§ 提示された文章
§ §

やぶちゃんの電子テクスト 心朽窩 新館へ
やぶちゃんの電子テクスト 小説・随筆篇へ
鬼火へ
二葉亭四迷「あひゞき」「めぐりあひ」(奇遇)「片戀」の反響(全八篇)
[やぶちゃん注:本アンソロジーは岩波書店1955年刊の二葉亭四迷譯「あひゞき・片戀・奇遇」(岩波文庫)の巻末に、『「あひゞき」「めぐりあひ」(奇遇)「片戀」の反響』の標題で掲載されている。恐らく岩波書店編集部による企画と思われる(本書では非常に優れた解説を神西清氏が担当しておられるが、その叙述からは少なくとも神西氏の指示によるもののようには思われない)。文中の難読と思われるものについては正仮名遣で〔 〕内に読みを附した。各文章末に私の注を付した。今回、私のHPでの
あひゞき~明治二十一(1888)年七月・八月『國民之友』所収第一稿版~
あひゞき~明治二十九(1896)年十月春陽堂刊「片戀」所収改稿版~
の公開に伴い、貴重で纏まった同時代批評資料として、企画編集をされた岩波書店編集部に敬意を表しつつ、ここにテクスト化する。傍点「ヽ」は下線に。傍点「○」は斜体に代えた。当初、冒頭の忌まわしい石橋思案の『イヤラシイ』『駄評』は、『全體虫が好かぬどうも虫が好かぬ』ので、ブログ掲載で差別化して、岩波書店編集部の「編集権」を誤魔化すことも考えたのであるが、それも石橋にも岩波にも、如何にも大人気ないことと反省致し、「あひゞき」以外の評も乗るが、そのまますべて該当本文群全部をテクスト化することとした。それぞれの間に「***」を入れた。【2008年11月8日】]
***
「あひびき」を讀んで 思案外史
我國で言文一致の小説宗を開山せられた春迺屋祖師の御弟子の中で日の出の譽れ高き二葉亭四迷先生がお譯しになツた「あひゞき」と申す小説を國民の友で拝讀しましたが中々面白くツて……面白くツて……あんまり面白いので浮かされたせいかとう/\次の樣ナ駄評と云ふ雜魚(ざこ)がフラフラと心の湖に湧き出ました。

§ §

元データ
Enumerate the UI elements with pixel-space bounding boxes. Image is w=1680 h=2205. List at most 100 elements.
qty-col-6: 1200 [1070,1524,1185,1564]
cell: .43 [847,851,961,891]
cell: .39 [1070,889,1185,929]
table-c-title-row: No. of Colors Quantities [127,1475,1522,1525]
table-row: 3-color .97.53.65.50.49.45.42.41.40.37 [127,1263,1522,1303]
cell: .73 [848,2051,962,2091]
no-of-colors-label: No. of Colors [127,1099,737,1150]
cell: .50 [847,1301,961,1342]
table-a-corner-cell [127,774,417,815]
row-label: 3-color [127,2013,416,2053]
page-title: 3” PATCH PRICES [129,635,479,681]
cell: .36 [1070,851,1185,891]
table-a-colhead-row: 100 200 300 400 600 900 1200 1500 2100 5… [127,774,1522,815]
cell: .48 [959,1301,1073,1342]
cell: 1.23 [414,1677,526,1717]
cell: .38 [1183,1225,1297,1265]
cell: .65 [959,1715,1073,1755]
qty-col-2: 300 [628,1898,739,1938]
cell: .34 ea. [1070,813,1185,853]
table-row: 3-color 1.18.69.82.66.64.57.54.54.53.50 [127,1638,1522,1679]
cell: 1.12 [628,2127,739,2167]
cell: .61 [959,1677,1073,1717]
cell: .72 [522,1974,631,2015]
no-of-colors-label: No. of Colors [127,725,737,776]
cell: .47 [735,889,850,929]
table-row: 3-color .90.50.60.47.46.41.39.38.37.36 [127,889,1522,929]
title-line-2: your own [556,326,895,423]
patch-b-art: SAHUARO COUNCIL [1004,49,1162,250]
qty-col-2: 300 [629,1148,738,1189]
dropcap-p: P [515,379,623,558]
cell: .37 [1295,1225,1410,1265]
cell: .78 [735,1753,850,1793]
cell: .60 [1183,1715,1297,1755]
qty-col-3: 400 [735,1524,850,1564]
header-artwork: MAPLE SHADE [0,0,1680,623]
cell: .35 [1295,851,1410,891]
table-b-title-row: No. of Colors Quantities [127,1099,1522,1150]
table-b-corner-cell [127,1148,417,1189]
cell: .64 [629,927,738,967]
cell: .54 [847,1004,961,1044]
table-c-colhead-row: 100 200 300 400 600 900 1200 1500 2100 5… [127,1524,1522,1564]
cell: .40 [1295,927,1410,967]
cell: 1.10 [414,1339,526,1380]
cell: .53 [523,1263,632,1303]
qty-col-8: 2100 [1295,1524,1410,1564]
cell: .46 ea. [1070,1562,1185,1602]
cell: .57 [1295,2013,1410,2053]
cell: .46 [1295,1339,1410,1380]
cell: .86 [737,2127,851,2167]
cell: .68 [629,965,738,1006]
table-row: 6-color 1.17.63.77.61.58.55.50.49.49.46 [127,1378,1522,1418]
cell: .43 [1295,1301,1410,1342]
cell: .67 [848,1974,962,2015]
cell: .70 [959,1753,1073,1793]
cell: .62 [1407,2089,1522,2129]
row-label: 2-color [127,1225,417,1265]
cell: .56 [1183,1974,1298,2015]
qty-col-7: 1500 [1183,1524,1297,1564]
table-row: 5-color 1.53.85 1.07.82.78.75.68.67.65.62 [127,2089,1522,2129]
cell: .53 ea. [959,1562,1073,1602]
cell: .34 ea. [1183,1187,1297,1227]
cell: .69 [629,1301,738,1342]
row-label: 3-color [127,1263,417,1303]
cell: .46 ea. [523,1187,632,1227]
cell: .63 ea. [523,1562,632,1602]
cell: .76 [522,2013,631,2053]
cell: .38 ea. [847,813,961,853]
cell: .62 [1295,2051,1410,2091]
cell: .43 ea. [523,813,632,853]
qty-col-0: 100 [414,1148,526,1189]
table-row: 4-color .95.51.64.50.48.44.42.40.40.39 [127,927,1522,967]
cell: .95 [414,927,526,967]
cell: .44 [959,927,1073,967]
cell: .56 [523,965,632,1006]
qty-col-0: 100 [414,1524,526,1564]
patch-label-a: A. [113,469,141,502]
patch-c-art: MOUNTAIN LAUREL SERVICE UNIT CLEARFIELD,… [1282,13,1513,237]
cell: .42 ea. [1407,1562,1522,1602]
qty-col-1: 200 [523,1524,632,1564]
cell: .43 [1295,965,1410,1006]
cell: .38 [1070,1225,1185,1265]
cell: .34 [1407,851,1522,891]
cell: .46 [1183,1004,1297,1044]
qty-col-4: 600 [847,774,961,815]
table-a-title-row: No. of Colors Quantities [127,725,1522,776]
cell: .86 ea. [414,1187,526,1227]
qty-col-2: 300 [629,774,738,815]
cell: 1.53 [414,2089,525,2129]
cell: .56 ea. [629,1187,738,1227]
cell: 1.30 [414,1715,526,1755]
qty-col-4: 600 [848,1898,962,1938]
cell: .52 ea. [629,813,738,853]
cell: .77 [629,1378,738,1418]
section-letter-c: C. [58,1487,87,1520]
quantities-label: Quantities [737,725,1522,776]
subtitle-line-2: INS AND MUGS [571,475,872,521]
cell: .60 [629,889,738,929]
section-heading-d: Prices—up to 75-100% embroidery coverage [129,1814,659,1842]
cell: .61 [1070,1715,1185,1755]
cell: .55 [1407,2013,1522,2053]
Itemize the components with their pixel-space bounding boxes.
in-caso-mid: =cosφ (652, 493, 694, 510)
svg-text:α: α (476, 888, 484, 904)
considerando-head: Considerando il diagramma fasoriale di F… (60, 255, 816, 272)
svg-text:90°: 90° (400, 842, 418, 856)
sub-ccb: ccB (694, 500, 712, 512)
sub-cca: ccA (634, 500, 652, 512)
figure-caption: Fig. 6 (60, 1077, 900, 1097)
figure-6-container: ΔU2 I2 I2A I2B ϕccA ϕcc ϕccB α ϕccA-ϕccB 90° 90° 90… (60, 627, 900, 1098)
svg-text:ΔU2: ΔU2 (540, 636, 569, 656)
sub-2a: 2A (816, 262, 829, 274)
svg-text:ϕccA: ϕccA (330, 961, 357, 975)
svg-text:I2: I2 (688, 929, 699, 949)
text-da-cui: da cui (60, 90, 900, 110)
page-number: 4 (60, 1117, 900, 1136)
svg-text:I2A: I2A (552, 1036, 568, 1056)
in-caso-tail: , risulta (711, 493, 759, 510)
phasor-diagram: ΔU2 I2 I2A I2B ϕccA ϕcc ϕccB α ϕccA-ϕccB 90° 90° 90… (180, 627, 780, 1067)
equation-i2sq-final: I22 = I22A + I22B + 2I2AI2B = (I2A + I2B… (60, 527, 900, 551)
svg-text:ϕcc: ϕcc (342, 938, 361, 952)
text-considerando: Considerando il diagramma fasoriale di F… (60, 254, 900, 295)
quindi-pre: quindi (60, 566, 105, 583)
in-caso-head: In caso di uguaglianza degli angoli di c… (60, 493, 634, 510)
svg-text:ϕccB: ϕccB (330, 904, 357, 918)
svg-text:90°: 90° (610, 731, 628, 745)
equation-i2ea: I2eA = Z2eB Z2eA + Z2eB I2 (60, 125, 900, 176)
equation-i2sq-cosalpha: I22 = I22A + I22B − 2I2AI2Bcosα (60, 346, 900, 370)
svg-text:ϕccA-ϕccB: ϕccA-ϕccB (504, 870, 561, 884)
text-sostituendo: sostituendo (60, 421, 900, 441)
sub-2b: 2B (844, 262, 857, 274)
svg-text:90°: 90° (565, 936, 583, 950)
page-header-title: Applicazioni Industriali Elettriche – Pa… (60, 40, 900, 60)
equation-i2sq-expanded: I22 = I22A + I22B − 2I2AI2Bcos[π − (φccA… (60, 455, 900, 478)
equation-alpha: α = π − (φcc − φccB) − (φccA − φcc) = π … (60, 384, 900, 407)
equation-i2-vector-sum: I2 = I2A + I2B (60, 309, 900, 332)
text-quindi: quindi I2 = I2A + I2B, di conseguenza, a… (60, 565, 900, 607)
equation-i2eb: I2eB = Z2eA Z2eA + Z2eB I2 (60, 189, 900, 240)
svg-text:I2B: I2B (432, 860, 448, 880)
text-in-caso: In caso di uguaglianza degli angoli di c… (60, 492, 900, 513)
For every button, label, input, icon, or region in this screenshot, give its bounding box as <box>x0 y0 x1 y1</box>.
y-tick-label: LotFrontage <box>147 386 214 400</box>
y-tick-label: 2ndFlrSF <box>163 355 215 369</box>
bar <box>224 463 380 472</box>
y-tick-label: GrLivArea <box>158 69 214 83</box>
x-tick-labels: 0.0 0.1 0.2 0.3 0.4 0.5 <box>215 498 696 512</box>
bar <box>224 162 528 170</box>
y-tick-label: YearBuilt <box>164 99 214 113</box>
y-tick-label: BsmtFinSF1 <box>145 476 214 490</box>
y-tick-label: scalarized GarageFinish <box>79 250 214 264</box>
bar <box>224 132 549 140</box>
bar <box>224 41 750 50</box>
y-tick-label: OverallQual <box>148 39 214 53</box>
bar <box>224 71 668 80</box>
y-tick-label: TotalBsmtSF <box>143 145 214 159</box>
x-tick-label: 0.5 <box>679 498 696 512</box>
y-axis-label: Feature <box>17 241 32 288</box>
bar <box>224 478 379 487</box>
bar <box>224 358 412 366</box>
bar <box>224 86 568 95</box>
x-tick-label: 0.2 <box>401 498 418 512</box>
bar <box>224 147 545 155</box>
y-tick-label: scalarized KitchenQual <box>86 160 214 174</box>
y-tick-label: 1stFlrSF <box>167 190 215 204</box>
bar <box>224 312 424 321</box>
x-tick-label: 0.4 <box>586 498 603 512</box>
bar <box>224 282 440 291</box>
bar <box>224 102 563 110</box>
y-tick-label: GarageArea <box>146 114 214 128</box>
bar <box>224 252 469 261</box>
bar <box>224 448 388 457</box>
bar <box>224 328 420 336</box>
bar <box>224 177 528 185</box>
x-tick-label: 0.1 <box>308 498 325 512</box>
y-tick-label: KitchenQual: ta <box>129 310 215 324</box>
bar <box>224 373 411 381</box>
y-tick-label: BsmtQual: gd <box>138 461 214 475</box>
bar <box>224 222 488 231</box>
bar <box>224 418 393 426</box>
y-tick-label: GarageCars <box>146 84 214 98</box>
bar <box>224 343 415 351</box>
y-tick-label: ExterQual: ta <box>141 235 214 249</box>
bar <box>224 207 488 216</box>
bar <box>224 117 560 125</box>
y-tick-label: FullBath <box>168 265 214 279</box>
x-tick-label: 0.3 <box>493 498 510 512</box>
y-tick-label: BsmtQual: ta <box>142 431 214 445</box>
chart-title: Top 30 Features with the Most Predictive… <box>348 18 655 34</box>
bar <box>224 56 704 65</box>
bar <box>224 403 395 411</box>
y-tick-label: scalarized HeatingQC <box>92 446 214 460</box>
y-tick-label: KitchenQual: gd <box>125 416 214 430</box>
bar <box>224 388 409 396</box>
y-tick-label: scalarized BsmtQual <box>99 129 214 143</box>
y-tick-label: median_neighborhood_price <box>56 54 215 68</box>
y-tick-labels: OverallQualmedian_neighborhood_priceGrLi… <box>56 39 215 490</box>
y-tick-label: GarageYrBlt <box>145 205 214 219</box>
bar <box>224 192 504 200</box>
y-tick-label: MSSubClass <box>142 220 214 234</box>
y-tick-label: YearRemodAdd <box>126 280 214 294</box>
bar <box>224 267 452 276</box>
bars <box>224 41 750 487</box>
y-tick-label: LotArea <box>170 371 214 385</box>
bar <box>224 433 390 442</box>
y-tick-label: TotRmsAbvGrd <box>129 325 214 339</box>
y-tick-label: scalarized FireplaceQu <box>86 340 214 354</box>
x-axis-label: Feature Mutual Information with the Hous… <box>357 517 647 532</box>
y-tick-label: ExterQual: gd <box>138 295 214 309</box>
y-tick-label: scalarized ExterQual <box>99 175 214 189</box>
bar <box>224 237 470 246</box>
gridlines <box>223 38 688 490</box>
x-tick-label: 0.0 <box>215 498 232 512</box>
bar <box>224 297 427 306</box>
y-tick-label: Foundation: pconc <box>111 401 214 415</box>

§ §

§ 作業の指示
提示された文章の注によると、筆者が石橋思案の評も含めて該当本文群をすべてそのままテクスト化したのはなぜか。一〜三文で説明せよ。

§ 回答
筆者は当初、石橋思案の評をブログ掲載で差別化し、岩波書店編集部の「編集権」を誤魔化すことも考えた。しかし、それは石橋にも岩波にもいかにも大人気ないことだと反省した。そのため、「あひゞき」以外の評も載ることになるが、該当本文群全部をそのままテクスト化することにした。